What you should do: Transcribe the full listing below exactly.

Extracted data entries:
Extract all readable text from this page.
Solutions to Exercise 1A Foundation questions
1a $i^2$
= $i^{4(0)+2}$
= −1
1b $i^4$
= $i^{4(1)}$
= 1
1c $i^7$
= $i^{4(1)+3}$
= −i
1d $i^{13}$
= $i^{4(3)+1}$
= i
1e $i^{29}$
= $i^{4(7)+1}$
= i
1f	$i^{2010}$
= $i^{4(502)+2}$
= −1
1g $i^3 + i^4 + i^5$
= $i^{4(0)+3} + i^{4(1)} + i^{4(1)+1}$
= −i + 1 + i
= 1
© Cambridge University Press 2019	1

Completed task:
Extract all readable text from this page.
Solutions to Exercise 1A Foundation questions
1a $i^2$
= $i^{4(0)+2}$
= −1
1b $i^4$
= $i^{4(1)}$
= 1
1c $i^7$
= $i^{4(1)+3}$
= −i
1d $i^{13}$
= $i^{4(3)+1}$
= i
1e $i^{29}$
= $i^{4(7)+1}$
= i
1f	$i^{2010}$
= $i^{4(502)+2}$
= −1
1g $i^3 + i^4 + i^5$
= $i^{4(0)+3} + i^{4(1)} + i^{4(1)+1}$
= −i + 1 + i
= 1
© Cambridge University Press 2019	1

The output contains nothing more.